TEXT PROVIDED —
....

The following are some of the results (a lower output means smaller distance, i.e. more similarity, however, 0 on output means no relation). Notice how the algorithm has learned the concept of countries from the text.

In [3]:
similarity("China","Singapore")
totalsum: %d 0.9981438794705978
totalsum: %d 0.9934573693937343
Out[3]:
0.00842197268468112
In [16]:
similarity("India","china")
totalsum: %d 0.9959851358047804
totalsum: %d 0
Out[16]:
0.004022945399683885
In [18]:
similarity("India","Indonesia")
totalsum: %d 0.9999955916629425
totalsum: %d 0
Out[18]:
4.408346774250682e-06

Apparently the algorithm has learnt about third world vs first world too...

In [14]:
similarity("Singapore","Expensive")
totalsum: %d 0.9993335125272609
totalsum: %d 0
Out[14]:
0.0006667096742499458
In [21]:
similarity("Indonesia","poverty")
totalsum: %d 0.9999826259761224
totalsum: %d 0
Out[21]:
1.7374174807682052e-05

The algorithm also seems to have associated the concept of money:

In [20]:
similarity("poverty","expensive")
totalsum: %d 0.9999999999999971
totalsum: %d 0
Out[20]:
2.8865798640254113e-15

The author clearly wrote about leaving China not singapore:

In [5]:
similarity("Singapore","Leaving")
totalsum: %d 0.5436698850672579
totalsum: %d 0.9901629009149022
Out[5]:
0.6192988482529488
In [6]:
similarity("China","Leaving")
totalsum: %d 0.5637782870516115
totalsum: %d 0.9972010217873676
Out[6]:
0.5758971155126812

Clearly plurality is a concept the algorithm picked up:

In [15]:
similarity("four","seasons.")
totalsum: %d 0.8994358772490896
totalsum: %d 0.9998638862396183
Out[15]:
0.10612363826225472
In [27]:
similarity("four","season.")
totalsum: %d 0.8705513489626149
totalsum: %d 0.9994811649274917
Out[27]:
0.1391475033325885
In [28]:
similarity("one","seasons.")
totalsum: %d 0.8053486115065345
totalsum: %d 0.9991943678245226
Out[28]:
0.2172859944054157

On the concept of seasons:

In [39]:
similarity("Spring","white")
totalsum: %d 0.7121753986423712
totalsum: %d 0.6970907120611235
Out[39]:
0.7002707817613969
In [38]:
similarity("winters","white")
totalsum: %d 0.9973738009293232
totalsum: %d 0.9992444429384159
Out[38]:
0.003385496219612564
In [40]:
similarity("autumn","yellow")

....

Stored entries

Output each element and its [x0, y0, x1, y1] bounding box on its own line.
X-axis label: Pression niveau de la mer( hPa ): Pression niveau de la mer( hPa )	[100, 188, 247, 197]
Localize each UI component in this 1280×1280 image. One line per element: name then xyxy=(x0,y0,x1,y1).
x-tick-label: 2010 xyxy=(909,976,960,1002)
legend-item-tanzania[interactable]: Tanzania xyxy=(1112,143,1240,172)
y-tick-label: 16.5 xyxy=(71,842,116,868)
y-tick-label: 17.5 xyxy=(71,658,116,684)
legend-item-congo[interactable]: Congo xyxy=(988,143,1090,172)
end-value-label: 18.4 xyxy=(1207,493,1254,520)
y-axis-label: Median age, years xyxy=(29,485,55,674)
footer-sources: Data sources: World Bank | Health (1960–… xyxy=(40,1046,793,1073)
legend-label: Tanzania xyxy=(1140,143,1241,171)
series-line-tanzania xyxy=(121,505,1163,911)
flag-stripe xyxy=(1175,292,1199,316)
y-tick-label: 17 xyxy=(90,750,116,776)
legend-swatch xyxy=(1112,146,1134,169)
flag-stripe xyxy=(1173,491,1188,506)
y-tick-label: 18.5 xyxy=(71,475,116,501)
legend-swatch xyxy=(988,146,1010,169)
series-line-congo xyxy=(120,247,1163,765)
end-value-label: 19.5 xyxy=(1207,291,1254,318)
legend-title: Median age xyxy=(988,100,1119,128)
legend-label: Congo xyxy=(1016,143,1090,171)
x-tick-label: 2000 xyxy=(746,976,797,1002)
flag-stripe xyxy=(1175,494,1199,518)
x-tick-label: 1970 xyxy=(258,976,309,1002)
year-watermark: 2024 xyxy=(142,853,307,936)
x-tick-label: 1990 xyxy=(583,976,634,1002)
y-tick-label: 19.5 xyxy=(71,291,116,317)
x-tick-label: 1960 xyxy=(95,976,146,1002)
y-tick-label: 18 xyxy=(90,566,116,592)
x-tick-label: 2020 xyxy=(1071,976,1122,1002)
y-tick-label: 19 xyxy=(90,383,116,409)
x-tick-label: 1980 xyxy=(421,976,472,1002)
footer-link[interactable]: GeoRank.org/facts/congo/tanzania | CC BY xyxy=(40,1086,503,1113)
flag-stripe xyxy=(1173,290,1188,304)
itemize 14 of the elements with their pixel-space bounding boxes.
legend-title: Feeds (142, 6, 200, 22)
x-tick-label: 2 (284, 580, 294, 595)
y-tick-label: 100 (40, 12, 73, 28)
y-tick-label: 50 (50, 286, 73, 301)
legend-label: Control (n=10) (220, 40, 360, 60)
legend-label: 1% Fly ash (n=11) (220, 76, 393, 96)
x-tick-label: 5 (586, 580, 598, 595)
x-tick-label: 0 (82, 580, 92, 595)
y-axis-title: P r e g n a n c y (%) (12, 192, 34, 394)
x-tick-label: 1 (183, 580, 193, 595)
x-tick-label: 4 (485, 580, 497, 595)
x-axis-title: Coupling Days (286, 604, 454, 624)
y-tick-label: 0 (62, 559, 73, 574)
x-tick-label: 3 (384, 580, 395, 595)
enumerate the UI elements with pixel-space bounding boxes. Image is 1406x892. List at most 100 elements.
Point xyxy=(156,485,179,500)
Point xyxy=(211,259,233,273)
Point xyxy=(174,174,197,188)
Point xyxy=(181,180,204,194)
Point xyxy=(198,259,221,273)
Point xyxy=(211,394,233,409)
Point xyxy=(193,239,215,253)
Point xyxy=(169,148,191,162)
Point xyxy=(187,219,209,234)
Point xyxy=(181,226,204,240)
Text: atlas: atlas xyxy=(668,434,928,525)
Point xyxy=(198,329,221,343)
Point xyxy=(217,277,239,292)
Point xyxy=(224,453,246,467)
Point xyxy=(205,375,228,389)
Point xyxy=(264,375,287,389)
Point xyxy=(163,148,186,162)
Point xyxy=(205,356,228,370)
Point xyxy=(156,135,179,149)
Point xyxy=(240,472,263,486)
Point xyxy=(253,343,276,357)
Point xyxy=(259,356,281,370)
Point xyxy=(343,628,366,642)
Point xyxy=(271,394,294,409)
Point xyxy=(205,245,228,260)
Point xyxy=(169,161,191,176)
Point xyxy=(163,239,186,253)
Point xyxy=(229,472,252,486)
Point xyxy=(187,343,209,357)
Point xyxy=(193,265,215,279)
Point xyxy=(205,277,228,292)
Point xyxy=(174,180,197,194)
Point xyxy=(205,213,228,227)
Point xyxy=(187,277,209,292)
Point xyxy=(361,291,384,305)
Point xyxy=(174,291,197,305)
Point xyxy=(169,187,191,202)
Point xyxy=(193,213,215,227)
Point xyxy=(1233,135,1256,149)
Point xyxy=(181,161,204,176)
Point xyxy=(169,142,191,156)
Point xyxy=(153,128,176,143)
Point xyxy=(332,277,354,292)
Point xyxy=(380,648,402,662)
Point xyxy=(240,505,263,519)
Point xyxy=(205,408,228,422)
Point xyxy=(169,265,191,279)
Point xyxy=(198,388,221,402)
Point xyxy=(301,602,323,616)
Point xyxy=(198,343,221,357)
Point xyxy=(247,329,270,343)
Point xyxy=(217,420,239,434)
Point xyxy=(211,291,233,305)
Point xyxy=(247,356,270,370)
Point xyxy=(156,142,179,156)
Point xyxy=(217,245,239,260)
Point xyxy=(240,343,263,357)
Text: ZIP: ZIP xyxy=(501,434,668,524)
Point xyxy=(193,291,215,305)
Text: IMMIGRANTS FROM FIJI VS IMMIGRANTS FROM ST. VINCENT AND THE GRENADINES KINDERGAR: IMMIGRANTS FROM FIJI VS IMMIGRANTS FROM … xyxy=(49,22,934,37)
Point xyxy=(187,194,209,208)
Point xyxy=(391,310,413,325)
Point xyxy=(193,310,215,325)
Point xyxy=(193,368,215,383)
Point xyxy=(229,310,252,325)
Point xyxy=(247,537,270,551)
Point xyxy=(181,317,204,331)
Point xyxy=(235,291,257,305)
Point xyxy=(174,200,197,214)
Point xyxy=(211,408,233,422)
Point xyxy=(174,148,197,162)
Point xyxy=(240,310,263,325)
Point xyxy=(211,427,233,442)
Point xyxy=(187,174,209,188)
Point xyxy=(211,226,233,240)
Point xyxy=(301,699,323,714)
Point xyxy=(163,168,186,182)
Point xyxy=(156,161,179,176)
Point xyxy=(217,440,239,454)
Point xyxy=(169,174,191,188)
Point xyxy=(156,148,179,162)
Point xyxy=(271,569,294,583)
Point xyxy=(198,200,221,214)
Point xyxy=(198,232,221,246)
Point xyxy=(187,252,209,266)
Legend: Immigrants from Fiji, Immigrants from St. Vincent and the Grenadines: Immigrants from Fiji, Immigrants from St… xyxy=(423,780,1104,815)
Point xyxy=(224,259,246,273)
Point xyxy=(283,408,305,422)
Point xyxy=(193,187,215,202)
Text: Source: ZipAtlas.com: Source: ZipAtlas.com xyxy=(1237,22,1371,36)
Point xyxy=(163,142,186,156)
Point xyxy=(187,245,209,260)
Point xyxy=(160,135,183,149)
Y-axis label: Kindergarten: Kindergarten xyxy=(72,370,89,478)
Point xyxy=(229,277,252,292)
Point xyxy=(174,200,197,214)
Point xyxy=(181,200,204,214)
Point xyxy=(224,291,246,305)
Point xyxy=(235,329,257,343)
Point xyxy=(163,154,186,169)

....

ACTION ITEM A — Output the part of the word-similarity notebook text that begins at the words "totalsum: %d 0.9959851358047804" and stops after "first world too...".
ACTION ITEM B —
Answer these questions about the word-similarity notebook text:
(i) What does an output of 0 mean?
(ii) Which country does the text say the author clearly wrote about leaving?
(iii) What value is shown under Out[18] for similarity("India","Indonesia")?
ACTION ITEM C — Can you write the next part of the word-similarity notebook text, picking up right after its last line?

TASK OUTPUT A —
totalsum: %d 0.9959851358047804
totalsum: %d 0
Out[16]:
0.004022945399683885
In [18]:
similarity("India","Indonesia")
totalsum: %d 0.9999955916629425
totalsum: %d 0
Out[18]:
4.408346774250682e-06

Apparently the algorithm has learnt about third world vs first world too...

TASK OUTPUT B —
(i) No relation.
(ii) China.
(iii) 4.408346774250682e-06

TASK OUTPUT C —
totalsum: %d 0.9633461171623349
totalsum: %d 0.998041082367253
Out[40]:
0.03930335504236147
In [41]:
similarity("winter","yellow")
totalsum: %d 0
totalsum: %d 0
Out[41]:
0
In [12]:
similarity("car","driver")
totalsum: %d 0.9999999999999971
totalsum: %d 0
Out[12]:
2.8865798640254113e-15

Oh, where did the olympics happen Beijing or Dehli?

In [30]:
similarity("beijing","olympic")
totalsum: %d 0.999442785111475
totalsum: %d 0.9999064052971917
Out[30]:
0.0006509692735005581
In [31]:
similarity("dehli","olympic") #clearly no correlation between the two
totalsum: %d 0
totalsum: %d 0
Out[31]:
0

Which year did they take place 2006 or 2008?

In [32]:
similarity("2008","olympic")
totalsum: %d 0.997513782704472
totalsum: %d 0.9991228595531229
Out[32]:
0.0033668384256419336
In [33]:
similarity("2006","olympic")
totalsum: %d 0
totalsum: %d 0
Out[33]:
0

Concept of languages:

In [42]:
similarity("english","mandarin")
totalsum: %d 0.9999999999999971
totalsum: %d 0
Out[42]:
2.8865798640254113e-15
In [43]:
similarity("italian","mandarin")
totalsum: %d 0.9999999999999971
totalsum: %d 0
Out[43]:
2.8865798640254113e-15

Notice how they are the same distance apart...

In [47]:
similarity("italian","seasons.")
totalsum: %d 0.7928850367461084
totalsum: %d 0
Out[47]:
0.23207704043424576

Conclusion

In conclusion just by using simple statistical algorithms on one blog post I have shown that computers can infer a great deal of infromation ranging from the concepts of money, development, languages, nations to grammatical concepts such as plurality.